INPUT FOR THIS TASK:
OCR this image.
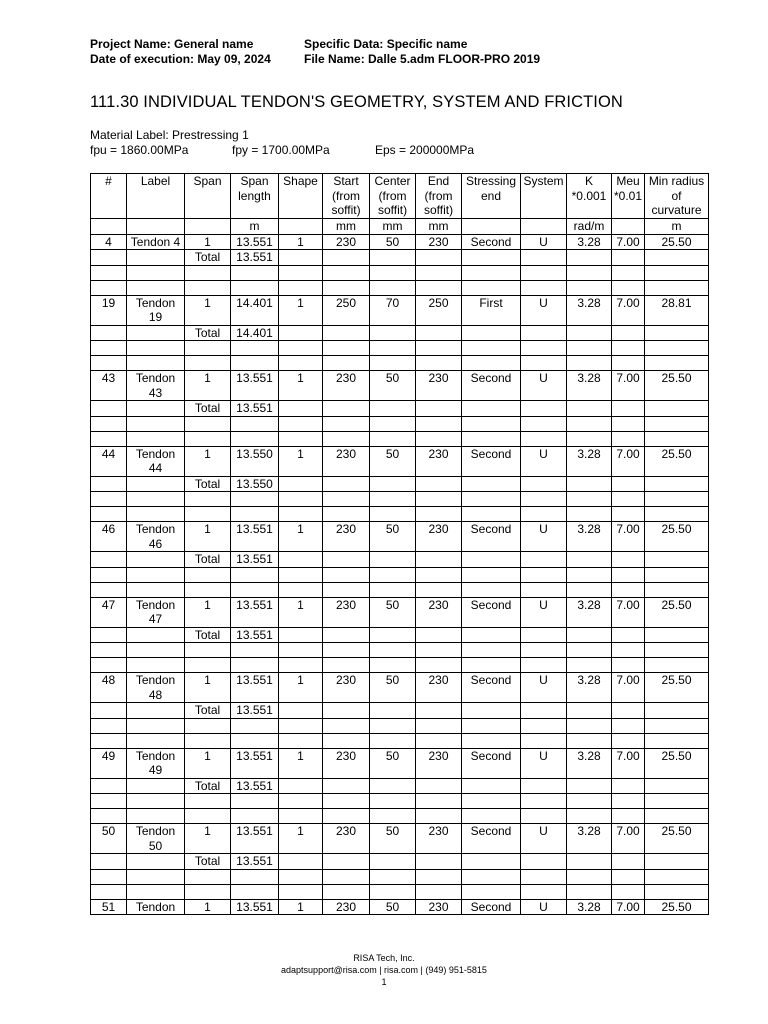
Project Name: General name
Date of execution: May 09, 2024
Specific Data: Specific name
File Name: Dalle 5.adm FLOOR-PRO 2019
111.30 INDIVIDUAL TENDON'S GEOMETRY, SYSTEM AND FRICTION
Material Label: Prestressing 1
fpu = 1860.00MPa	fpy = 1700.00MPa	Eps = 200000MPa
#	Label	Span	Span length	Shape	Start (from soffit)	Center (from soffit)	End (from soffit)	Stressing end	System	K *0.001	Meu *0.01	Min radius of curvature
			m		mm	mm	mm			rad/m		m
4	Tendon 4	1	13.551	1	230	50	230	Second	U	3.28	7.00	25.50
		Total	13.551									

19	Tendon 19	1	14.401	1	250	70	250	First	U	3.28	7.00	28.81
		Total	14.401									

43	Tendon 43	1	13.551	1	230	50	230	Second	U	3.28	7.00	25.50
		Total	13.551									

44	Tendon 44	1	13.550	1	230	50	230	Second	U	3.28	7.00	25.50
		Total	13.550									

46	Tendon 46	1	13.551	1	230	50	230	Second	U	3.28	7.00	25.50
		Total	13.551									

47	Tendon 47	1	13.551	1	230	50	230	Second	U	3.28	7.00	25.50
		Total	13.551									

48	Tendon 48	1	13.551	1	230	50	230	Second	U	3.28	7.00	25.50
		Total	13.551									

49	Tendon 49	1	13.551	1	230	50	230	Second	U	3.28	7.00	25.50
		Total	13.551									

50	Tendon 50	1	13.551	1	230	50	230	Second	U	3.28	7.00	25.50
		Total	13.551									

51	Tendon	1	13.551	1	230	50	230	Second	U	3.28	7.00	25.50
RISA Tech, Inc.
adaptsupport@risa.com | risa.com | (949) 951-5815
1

EXERCISE DIRECTIONS: Copy out all the data exactly; skip the pictures.

RESPONSE:
OCR this image.
Project Name: General name
Date of execution: May 09, 2024
Specific Data: Specific name
File Name: Dalle 5.adm FLOOR-PRO 2019
111.30 INDIVIDUAL TENDON'S GEOMETRY, SYSTEM AND FRICTION
Material Label: Prestressing 1
fpu = 1860.00MPa	fpy = 1700.00MPa	Eps = 200000MPa
#	Label	Span	Span length	Shape	Start (from soffit)	Center (from soffit)	End (from soffit)	Stressing end	System	K *0.001	Meu *0.01	Min radius of curvature
			m		mm	mm	mm			rad/m		m
4	Tendon 4	1	13.551	1	230	50	230	Second	U	3.28	7.00	25.50
		Total	13.551									

19	Tendon 19	1	14.401	1	250	70	250	First	U	3.28	7.00	28.81
		Total	14.401									

43	Tendon 43	1	13.551	1	230	50	230	Second	U	3.28	7.00	25.50
		Total	13.551									

44	Tendon 44	1	13.550	1	230	50	230	Second	U	3.28	7.00	25.50
		Total	13.550									

46	Tendon 46	1	13.551	1	230	50	230	Second	U	3.28	7.00	25.50
		Total	13.551									

47	Tendon 47	1	13.551	1	230	50	230	Second	U	3.28	7.00	25.50
		Total	13.551									

48	Tendon 48	1	13.551	1	230	50	230	Second	U	3.28	7.00	25.50
		Total	13.551									

49	Tendon 49	1	13.551	1	230	50	230	Second	U	3.28	7.00	25.50
		Total	13.551									

50	Tendon 50	1	13.551	1	230	50	230	Second	U	3.28	7.00	25.50
		Total	13.551									

51	Tendon	1	13.551	1	230	50	230	Second	U	3.28	7.00	25.50
RISA Tech, Inc.
adaptsupport@risa.com | risa.com | (949) 951-5815
1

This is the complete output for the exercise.